▸ **LISTING**
begin
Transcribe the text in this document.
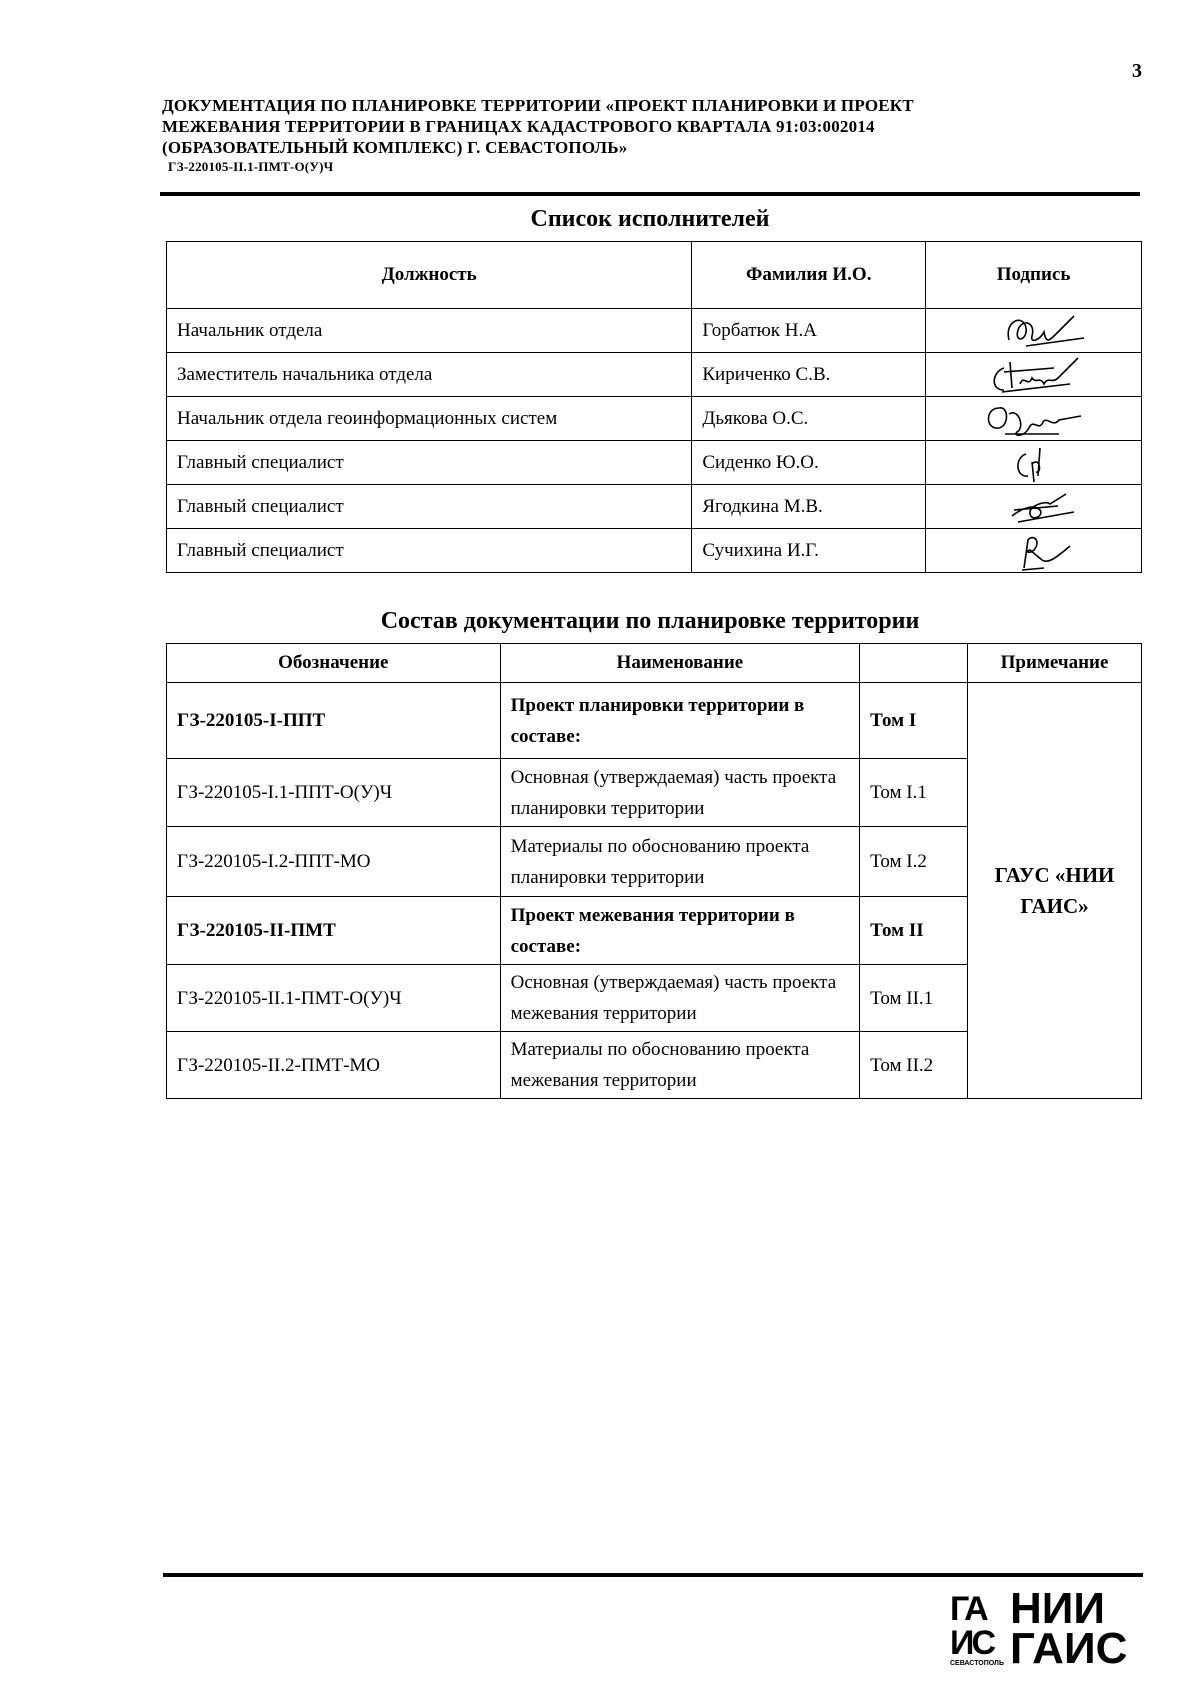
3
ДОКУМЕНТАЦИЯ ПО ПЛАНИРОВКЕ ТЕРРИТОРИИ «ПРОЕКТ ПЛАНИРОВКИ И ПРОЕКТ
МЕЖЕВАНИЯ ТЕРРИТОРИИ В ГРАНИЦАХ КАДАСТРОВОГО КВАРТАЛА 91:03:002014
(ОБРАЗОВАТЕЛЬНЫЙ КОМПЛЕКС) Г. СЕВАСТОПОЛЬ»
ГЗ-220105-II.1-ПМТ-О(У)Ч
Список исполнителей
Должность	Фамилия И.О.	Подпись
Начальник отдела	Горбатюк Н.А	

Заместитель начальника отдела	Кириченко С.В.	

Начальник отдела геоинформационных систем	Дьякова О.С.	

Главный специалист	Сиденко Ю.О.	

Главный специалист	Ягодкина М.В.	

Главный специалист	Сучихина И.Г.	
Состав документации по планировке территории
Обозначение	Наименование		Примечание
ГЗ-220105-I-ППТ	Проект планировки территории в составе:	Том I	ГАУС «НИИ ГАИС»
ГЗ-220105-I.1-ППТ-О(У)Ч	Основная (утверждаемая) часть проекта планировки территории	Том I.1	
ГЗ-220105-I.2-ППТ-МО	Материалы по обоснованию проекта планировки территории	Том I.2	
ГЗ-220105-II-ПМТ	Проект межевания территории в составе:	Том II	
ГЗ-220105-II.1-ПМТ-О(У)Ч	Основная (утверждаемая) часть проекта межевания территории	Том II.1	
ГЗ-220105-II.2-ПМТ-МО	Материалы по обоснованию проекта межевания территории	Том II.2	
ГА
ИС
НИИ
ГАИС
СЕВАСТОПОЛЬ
end
▸ **CHALLENGE**
Output the entries above exactly. Drop the pictures.

▸ **TASK ANSWER**
Transcribe the text in this document.
3
ДОКУМЕНТАЦИЯ ПО ПЛАНИРОВКЕ ТЕРРИТОРИИ «ПРОЕКТ ПЛАНИРОВКИ И ПРОЕКТ
МЕЖЕВАНИЯ ТЕРРИТОРИИ В ГРАНИЦАХ КАДАСТРОВОГО КВАРТАЛА 91:03:002014
(ОБРАЗОВАТЕЛЬНЫЙ КОМПЛЕКС) Г. СЕВАСТОПОЛЬ»
ГЗ-220105-II.1-ПМТ-О(У)Ч
Список исполнителей
Должность	Фамилия И.О.	Подпись
Начальник отдела	Горбатюк Н.А	

Заместитель начальника отдела	Кириченко С.В.	

Начальник отдела геоинформационных систем	Дьякова О.С.	

Главный специалист	Сиденко Ю.О.	

Главный специалист	Ягодкина М.В.	

Главный специалист	Сучихина И.Г.	
Состав документации по планировке территории
Обозначение	Наименование		Примечание
ГЗ-220105-I-ППТ	Проект планировки территории в составе:	Том I	ГАУС «НИИ ГАИС»
ГЗ-220105-I.1-ППТ-О(У)Ч	Основная (утверждаемая) часть проекта планировки территории	Том I.1	
ГЗ-220105-I.2-ППТ-МО	Материалы по обоснованию проекта планировки территории	Том I.2	
ГЗ-220105-II-ПМТ	Проект межевания территории в составе:	Том II	
ГЗ-220105-II.1-ПМТ-О(У)Ч	Основная (утверждаемая) часть проекта межевания территории	Том II.1	
ГЗ-220105-II.2-ПМТ-МО	Материалы по обоснованию проекта межевания территории	Том II.2	
ГА
ИС
НИИ
ГАИС
СЕВАСТОПОЛЬ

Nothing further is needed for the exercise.